Do this: Scan the listing and work out how many lines contain the word "demo". Nothing but the number should be given.

Available records:

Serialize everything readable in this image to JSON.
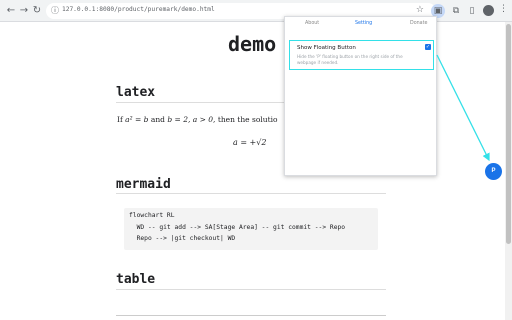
{
  "browser": {
    "url": "127.0.0.1:8080/product/puremark/demo.html",
    "back_icon": "back-arrow",
    "forward_icon": "forward-arrow",
    "reload_icon": "reload"
  },
  "page": {
    "title": "demo",
    "sections": {
      "latex": {
        "heading": "latex",
        "text_prefix": "If ",
        "math1": "a² = b",
        "text_and": " and ",
        "math2": "b = 2, a > 0",
        "text_suffix": ", then the solutio",
        "equation": "a = +√2"
      },
      "mermaid": {
        "heading": "mermaid",
        "code_lines": [
          "flowchart RL",
          "  WD -- git add --> SA[Stage Area] -- git commit --> Repo",
          "  Repo --> |git checkout| WD"
        ]
      },
      "table": {
        "heading": "table"
      }
    }
  },
  "popup": {
    "tabs": [
      "About",
      "Setting",
      "Donate"
    ],
    "active_tab": "Setting",
    "setting": {
      "label": "Show Floating Button",
      "description": "Hide the 'P' floating button on the right side of the webpage if needed.",
      "checked": true
    }
  },
  "floating_button": {
    "label": "P"
  },
  "colors": {
    "accent": "#1a73e8",
    "highlight": "#33e0e8"
  }
}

Solution for this problem: 2